• Provided data:

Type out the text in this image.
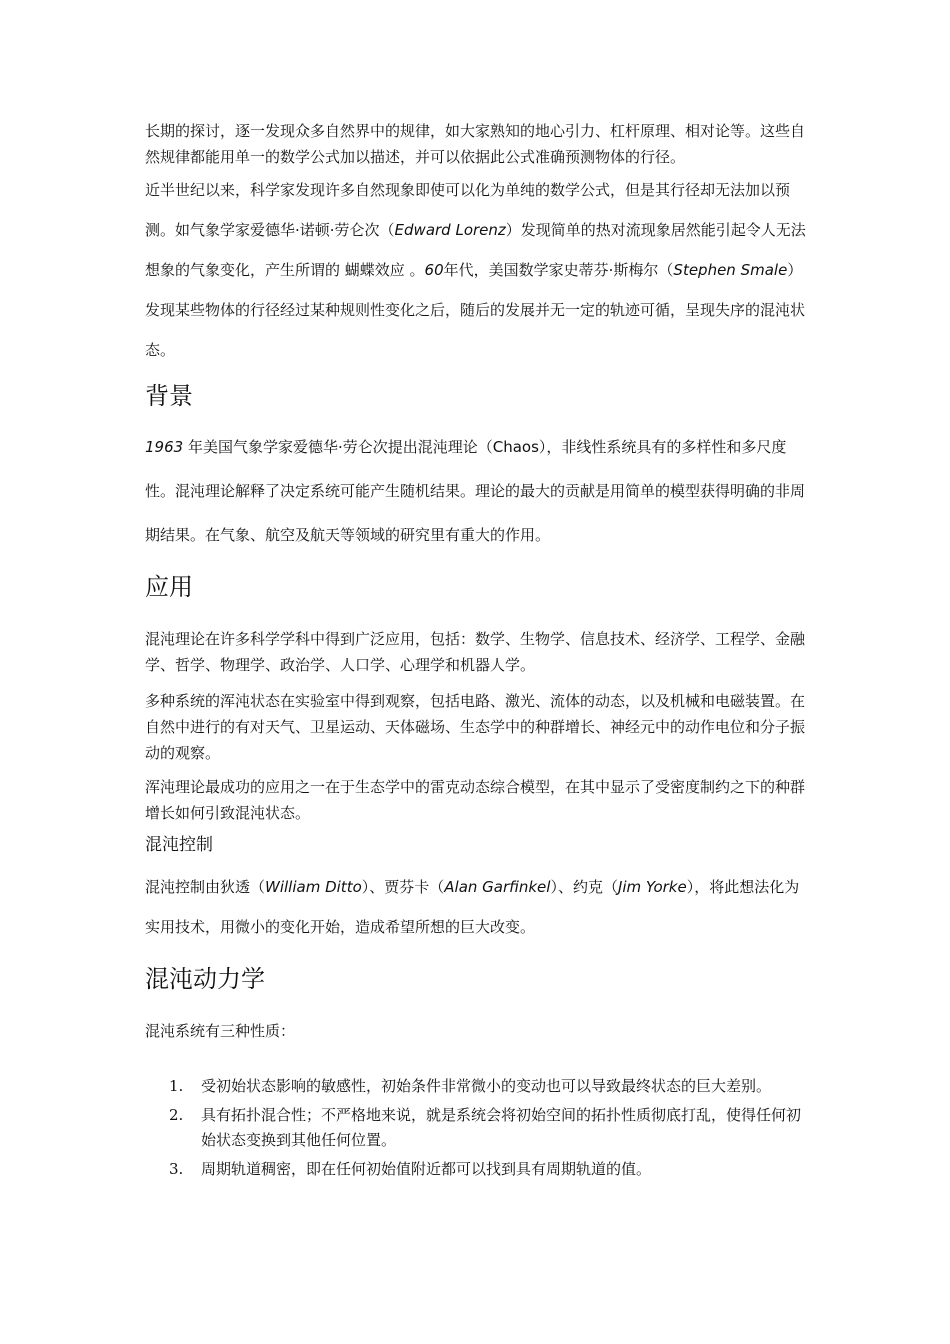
长期的探讨，逐一发现众多自然界中的规律，如大家熟知的地心引力、杠杆原理、相对论等。这些自然规律都能用单一的数学公式加以描述，并可以依据此公式准确预测物体的行径。

近半世纪以来，科学家发现许多自然现象即使可以化为单纯的数学公式，但是其行径却无法加以预测。如气象学家爱德华·诺顿·劳仑次（Edward Lorenz）发现简单的热对流现象居然能引起令人无法想象的气象变化，产生所谓的 蝴蝶效应 。60年代，美国数学家史蒂芬·斯梅尔（Stephen Smale）发现某些物体的行径经过某种规则性变化之后，随后的发展并无一定的轨迹可循，呈现失序的混沌状态。

背景

1963 年美国气象学家爱德华·劳仑次提出混沌理论（Chaos），非线性系统具有的多样性和多尺度性。混沌理论解释了决定系统可能产生随机结果。理论的最大的贡献是用简单的模型获得明确的非周期结果。在气象、航空及航天等领域的研究里有重大的作用。

应用

混沌理论在许多科学学科中得到广泛应用，包括：数学、生物学、信息技术、经济学、工程学、金融学、哲学、物理学、政治学、人口学、心理学和机器人学。

多种系统的浑沌状态在实验室中得到观察，包括电路、激光、流体的动态，以及机械和电磁装置。在自然中进行的有对天气、卫星运动、天体磁场、生态学中的种群增长、神经元中的动作电位和分子振动的观察。

浑沌理论最成功的应用之一在于生态学中的雷克动态综合模型，在其中显示了受密度制约之下的种群增长如何引致混沌状态。

混沌控制

混沌控制由狄透（William Ditto）、贾芬卡（Alan Garfinkel）、约克（Jim Yorke），将此想法化为实用技术，用微小的变化开始，造成希望所想的巨大改变。

混沌动力学

混沌系统有三种性质：

1. 受初始状态影响的敏感性，初始条件非常微小的变动也可以导致最终状态的巨大差别。
2. 具有拓扑混合性；不严格地来说，就是系统会将初始空间的拓扑性质彻底打乱，使得任何初始状态变换到其他任何位置。
3. 周期轨道稠密，即在任何初始值附近都可以找到具有周期轨道的值。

• Problem:
Skip the images and write out the rest of the listing exactly.

• Finished exercise:
Type out the text in this image.
长期的探讨，逐一发现众多自然界中的规律，如大家熟知的地心引力、杠杆原理、相对论等。这些自然规律都能用单一的数学公式加以描述，并可以依据此公式准确预测物体的行径。

近半世纪以来，科学家发现许多自然现象即使可以化为单纯的数学公式，但是其行径却无法加以预测。如气象学家爱德华·诺顿·劳仑次（Edward Lorenz）发现简单的热对流现象居然能引起令人无法想象的气象变化，产生所谓的 蝴蝶效应 。60年代，美国数学家史蒂芬·斯梅尔（Stephen Smale）发现某些物体的行径经过某种规则性变化之后，随后的发展并无一定的轨迹可循，呈现失序的混沌状态。

背景

1963 年美国气象学家爱德华·劳仑次提出混沌理论（Chaos），非线性系统具有的多样性和多尺度性。混沌理论解释了决定系统可能产生随机结果。理论的最大的贡献是用简单的模型获得明确的非周期结果。在气象、航空及航天等领域的研究里有重大的作用。

应用

混沌理论在许多科学学科中得到广泛应用，包括：数学、生物学、信息技术、经济学、工程学、金融学、哲学、物理学、政治学、人口学、心理学和机器人学。

多种系统的浑沌状态在实验室中得到观察，包括电路、激光、流体的动态，以及机械和电磁装置。在自然中进行的有对天气、卫星运动、天体磁场、生态学中的种群增长、神经元中的动作电位和分子振动的观察。

浑沌理论最成功的应用之一在于生态学中的雷克动态综合模型，在其中显示了受密度制约之下的种群增长如何引致混沌状态。

混沌控制

混沌控制由狄透（William Ditto）、贾芬卡（Alan Garfinkel）、约克（Jim Yorke），将此想法化为实用技术，用微小的变化开始，造成希望所想的巨大改变。

混沌动力学

混沌系统有三种性质：

1. 受初始状态影响的敏感性，初始条件非常微小的变动也可以导致最终状态的巨大差别。
2. 具有拓扑混合性；不严格地来说，就是系统会将初始空间的拓扑性质彻底打乱，使得任何初始状态变换到其他任何位置。
3. 周期轨道稠密，即在任何初始值附近都可以找到具有周期轨道的值。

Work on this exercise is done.